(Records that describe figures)

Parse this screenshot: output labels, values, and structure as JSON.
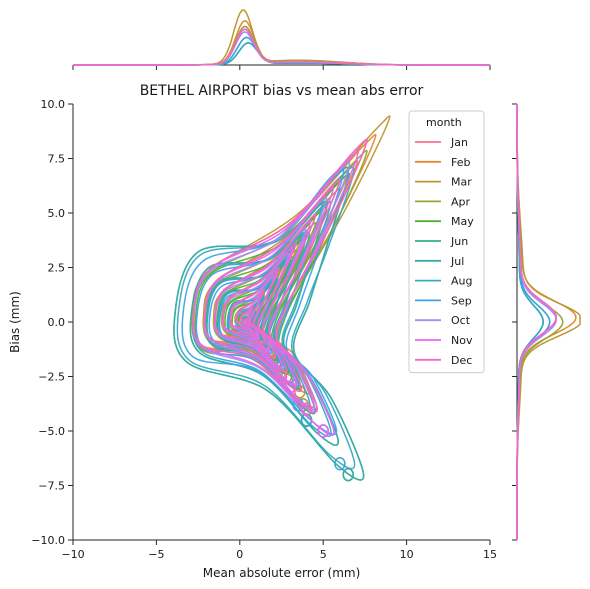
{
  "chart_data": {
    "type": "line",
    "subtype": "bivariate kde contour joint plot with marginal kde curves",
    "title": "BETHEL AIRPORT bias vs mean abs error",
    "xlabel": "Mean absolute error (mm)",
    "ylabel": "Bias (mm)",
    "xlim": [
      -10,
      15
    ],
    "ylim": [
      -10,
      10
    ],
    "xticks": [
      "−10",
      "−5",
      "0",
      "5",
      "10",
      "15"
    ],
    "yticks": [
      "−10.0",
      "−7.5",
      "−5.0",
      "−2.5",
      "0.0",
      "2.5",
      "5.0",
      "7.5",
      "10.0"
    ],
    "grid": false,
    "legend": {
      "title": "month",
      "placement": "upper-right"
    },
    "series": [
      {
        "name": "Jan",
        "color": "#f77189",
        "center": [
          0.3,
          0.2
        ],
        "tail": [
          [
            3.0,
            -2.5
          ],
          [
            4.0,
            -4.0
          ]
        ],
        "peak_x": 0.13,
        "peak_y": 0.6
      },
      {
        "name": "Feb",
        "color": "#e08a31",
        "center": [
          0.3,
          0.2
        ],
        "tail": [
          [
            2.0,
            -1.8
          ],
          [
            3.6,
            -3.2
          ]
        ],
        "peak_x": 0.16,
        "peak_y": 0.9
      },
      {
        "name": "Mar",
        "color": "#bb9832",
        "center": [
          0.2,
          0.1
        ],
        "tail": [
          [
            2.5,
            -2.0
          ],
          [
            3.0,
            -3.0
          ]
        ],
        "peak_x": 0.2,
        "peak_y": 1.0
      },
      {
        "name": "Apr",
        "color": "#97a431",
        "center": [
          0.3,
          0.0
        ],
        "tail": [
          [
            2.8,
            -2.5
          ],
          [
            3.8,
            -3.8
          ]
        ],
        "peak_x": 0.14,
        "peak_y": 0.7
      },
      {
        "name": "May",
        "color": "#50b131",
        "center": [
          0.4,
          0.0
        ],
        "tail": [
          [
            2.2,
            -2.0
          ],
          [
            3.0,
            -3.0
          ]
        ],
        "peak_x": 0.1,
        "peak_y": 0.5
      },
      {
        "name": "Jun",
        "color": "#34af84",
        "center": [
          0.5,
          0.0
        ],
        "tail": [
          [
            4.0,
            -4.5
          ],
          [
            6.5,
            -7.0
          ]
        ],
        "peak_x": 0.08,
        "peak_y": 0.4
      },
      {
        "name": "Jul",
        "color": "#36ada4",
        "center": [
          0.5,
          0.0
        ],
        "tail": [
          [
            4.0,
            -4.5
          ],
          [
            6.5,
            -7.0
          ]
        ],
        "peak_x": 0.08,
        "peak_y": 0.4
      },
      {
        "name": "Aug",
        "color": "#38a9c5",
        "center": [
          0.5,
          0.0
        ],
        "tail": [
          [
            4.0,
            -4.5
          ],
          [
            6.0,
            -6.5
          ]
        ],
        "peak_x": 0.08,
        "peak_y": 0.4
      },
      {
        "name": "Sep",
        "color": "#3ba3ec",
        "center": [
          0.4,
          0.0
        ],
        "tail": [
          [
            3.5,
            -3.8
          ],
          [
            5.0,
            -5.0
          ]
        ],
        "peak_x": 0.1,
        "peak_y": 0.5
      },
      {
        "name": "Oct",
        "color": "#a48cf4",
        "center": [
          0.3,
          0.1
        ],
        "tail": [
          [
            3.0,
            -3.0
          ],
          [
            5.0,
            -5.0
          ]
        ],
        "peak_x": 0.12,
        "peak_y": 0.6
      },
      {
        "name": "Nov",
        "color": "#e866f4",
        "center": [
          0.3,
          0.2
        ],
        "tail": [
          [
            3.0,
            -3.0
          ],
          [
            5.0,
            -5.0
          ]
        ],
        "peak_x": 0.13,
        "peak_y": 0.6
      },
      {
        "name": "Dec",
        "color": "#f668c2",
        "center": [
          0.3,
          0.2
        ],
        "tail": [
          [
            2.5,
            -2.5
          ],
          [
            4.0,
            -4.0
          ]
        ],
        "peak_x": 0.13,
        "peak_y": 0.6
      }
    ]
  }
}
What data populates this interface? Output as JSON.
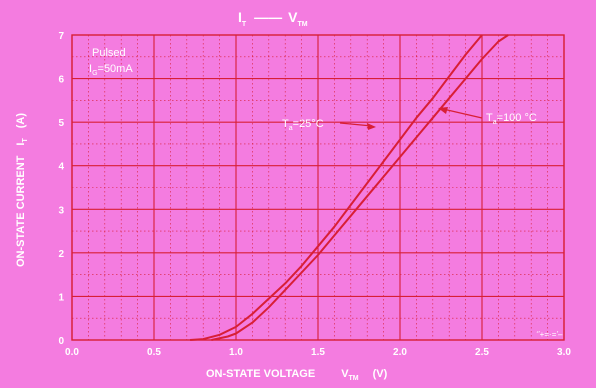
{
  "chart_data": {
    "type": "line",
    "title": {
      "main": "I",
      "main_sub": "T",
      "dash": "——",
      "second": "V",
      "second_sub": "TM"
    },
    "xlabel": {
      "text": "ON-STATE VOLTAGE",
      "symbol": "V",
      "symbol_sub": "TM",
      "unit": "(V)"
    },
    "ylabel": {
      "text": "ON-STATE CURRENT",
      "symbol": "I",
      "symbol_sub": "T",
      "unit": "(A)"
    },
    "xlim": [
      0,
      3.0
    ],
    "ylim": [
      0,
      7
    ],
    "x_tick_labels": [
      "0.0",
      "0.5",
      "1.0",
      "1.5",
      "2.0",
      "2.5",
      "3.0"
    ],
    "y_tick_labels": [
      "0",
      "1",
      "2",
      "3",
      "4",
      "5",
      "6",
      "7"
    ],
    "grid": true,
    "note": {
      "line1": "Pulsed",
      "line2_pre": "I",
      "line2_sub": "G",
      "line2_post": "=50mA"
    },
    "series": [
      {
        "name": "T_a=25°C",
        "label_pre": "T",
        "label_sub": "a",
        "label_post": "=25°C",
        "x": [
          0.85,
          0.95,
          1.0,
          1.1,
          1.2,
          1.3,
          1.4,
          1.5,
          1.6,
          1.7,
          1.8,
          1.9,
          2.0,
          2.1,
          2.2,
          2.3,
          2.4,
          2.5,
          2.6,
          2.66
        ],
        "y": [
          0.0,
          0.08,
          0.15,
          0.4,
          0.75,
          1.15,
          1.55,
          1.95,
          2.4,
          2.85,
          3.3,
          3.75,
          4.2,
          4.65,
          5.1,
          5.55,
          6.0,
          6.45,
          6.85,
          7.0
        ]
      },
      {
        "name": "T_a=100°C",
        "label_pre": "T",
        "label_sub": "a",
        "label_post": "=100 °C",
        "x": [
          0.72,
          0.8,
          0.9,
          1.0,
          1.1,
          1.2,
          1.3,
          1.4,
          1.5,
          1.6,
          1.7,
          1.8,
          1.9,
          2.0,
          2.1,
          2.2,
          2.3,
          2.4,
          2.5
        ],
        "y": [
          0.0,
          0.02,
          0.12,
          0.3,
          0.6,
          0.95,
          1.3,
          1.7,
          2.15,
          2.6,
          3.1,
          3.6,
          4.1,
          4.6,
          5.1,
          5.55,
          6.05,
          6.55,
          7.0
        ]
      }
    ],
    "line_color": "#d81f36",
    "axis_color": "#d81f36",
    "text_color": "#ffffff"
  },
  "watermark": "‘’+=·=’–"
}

**The problem:**
Each record should be quoted exactly, with the images omitted.

**Solution:**
Parse this screenshot: output labels, values, and structure as JSON.
{
  "chart_data": {
    "type": "line",
    "subtype": "bivariate kde contour joint plot with marginal kde curves",
    "title": "BETHEL AIRPORT bias vs mean abs error",
    "xlabel": "Mean absolute error (mm)",
    "ylabel": "Bias (mm)",
    "xlim": [
      -10,
      15
    ],
    "ylim": [
      -10,
      10
    ],
    "xticks": [
      "−10",
      "−5",
      "0",
      "5",
      "10",
      "15"
    ],
    "yticks": [
      "−10.0",
      "−7.5",
      "−5.0",
      "−2.5",
      "0.0",
      "2.5",
      "5.0",
      "7.5",
      "10.0"
    ],
    "grid": false,
    "legend": {
      "title": "month",
      "placement": "upper-right"
    },
    "series": [
      {
        "name": "Jan",
        "color": "#f77189",
        "center": [
          0.3,
          0.2
        ],
        "tail": [
          [
            3.0,
            -2.5
          ],
          [
            4.0,
            -4.0
          ]
        ],
        "peak_x": 0.13,
        "peak_y": 0.6
      },
      {
        "name": "Feb",
        "color": "#e08a31",
        "center": [
          0.3,
          0.2
        ],
        "tail": [
          [
            2.0,
            -1.8
          ],
          [
            3.6,
            -3.2
          ]
        ],
        "peak_x": 0.16,
        "peak_y": 0.9
      },
      {
        "name": "Mar",
        "color": "#bb9832",
        "center": [
          0.2,
          0.1
        ],
        "tail": [
          [
            2.5,
            -2.0
          ],
          [
            3.0,
            -3.0
          ]
        ],
        "peak_x": 0.2,
        "peak_y": 1.0
      },
      {
        "name": "Apr",
        "color": "#97a431",
        "center": [
          0.3,
          0.0
        ],
        "tail": [
          [
            2.8,
            -2.5
          ],
          [
            3.8,
            -3.8
          ]
        ],
        "peak_x": 0.14,
        "peak_y": 0.7
      },
      {
        "name": "May",
        "color": "#50b131",
        "center": [
          0.4,
          0.0
        ],
        "tail": [
          [
            2.2,
            -2.0
          ],
          [
            3.0,
            -3.0
          ]
        ],
        "peak_x": 0.1,
        "peak_y": 0.5
      },
      {
        "name": "Jun",
        "color": "#34af84",
        "center": [
          0.5,
          0.0
        ],
        "tail": [
          [
            4.0,
            -4.5
          ],
          [
            6.5,
            -7.0
          ]
        ],
        "peak_x": 0.08,
        "peak_y": 0.4
      },
      {
        "name": "Jul",
        "color": "#36ada4",
        "center": [
          0.5,
          0.0
        ],
        "tail": [
          [
            4.0,
            -4.5
          ],
          [
            6.5,
            -7.0
          ]
        ],
        "peak_x": 0.08,
        "peak_y": 0.4
      },
      {
        "name": "Aug",
        "color": "#38a9c5",
        "center": [
          0.5,
          0.0
        ],
        "tail": [
          [
            4.0,
            -4.5
          ],
          [
            6.0,
            -6.5
          ]
        ],
        "peak_x": 0.08,
        "peak_y": 0.4
      },
      {
        "name": "Sep",
        "color": "#3ba3ec",
        "center": [
          0.4,
          0.0
        ],
        "tail": [
          [
            3.5,
            -3.8
          ],
          [
            5.0,
            -5.0
          ]
        ],
        "peak_x": 0.1,
        "peak_y": 0.5
      },
      {
        "name": "Oct",
        "color": "#a48cf4",
        "center": [
          0.3,
          0.1
        ],
        "tail": [
          [
            3.0,
            -3.0
          ],
          [
            5.0,
            -5.0
          ]
        ],
        "peak_x": 0.12,
        "peak_y": 0.6
      },
      {
        "name": "Nov",
        "color": "#e866f4",
        "center": [
          0.3,
          0.2
        ],
        "tail": [
          [
            3.0,
            -3.0
          ],
          [
            5.0,
            -5.0
          ]
        ],
        "peak_x": 0.13,
        "peak_y": 0.6
      },
      {
        "name": "Dec",
        "color": "#f668c2",
        "center": [
          0.3,
          0.2
        ],
        "tail": [
          [
            2.5,
            -2.5
          ],
          [
            4.0,
            -4.0
          ]
        ],
        "peak_x": 0.13,
        "peak_y": 0.6
      }
    ]
  }
}
What data populates this interface? Output as JSON.
{
  "chart_data": {
    "type": "line",
    "title": {
      "main": "I",
      "main_sub": "T",
      "dash": "——",
      "second": "V",
      "second_sub": "TM"
    },
    "xlabel": {
      "text": "ON-STATE VOLTAGE",
      "symbol": "V",
      "symbol_sub": "TM",
      "unit": "(V)"
    },
    "ylabel": {
      "text": "ON-STATE CURRENT",
      "symbol": "I",
      "symbol_sub": "T",
      "unit": "(A)"
    },
    "xlim": [
      0,
      3.0
    ],
    "ylim": [
      0,
      7
    ],
    "x_tick_labels": [
      "0.0",
      "0.5",
      "1.0",
      "1.5",
      "2.0",
      "2.5",
      "3.0"
    ],
    "y_tick_labels": [
      "0",
      "1",
      "2",
      "3",
      "4",
      "5",
      "6",
      "7"
    ],
    "grid": true,
    "note": {
      "line1": "Pulsed",
      "line2_pre": "I",
      "line2_sub": "G",
      "line2_post": "=50mA"
    },
    "series": [
      {
        "name": "T_a=25°C",
        "label_pre": "T",
        "label_sub": "a",
        "label_post": "=25°C",
        "x": [
          0.85,
          0.95,
          1.0,
          1.1,
          1.2,
          1.3,
          1.4,
          1.5,
          1.6,
          1.7,
          1.8,
          1.9,
          2.0,
          2.1,
          2.2,
          2.3,
          2.4,
          2.5,
          2.6,
          2.66
        ],
        "y": [
          0.0,
          0.08,
          0.15,
          0.4,
          0.75,
          1.15,
          1.55,
          1.95,
          2.4,
          2.85,
          3.3,
          3.75,
          4.2,
          4.65,
          5.1,
          5.55,
          6.0,
          6.45,
          6.85,
          7.0
        ]
      },
      {
        "name": "T_a=100°C",
        "label_pre": "T",
        "label_sub": "a",
        "label_post": "=100 °C",
        "x": [
          0.72,
          0.8,
          0.9,
          1.0,
          1.1,
          1.2,
          1.3,
          1.4,
          1.5,
          1.6,
          1.7,
          1.8,
          1.9,
          2.0,
          2.1,
          2.2,
          2.3,
          2.4,
          2.5
        ],
        "y": [
          0.0,
          0.02,
          0.12,
          0.3,
          0.6,
          0.95,
          1.3,
          1.7,
          2.15,
          2.6,
          3.1,
          3.6,
          4.1,
          4.6,
          5.1,
          5.55,
          6.05,
          6.55,
          7.0
        ]
      }
    ],
    "line_color": "#d81f36",
    "axis_color": "#d81f36",
    "text_color": "#ffffff"
  },
  "watermark": "‘’+=·=’–"
}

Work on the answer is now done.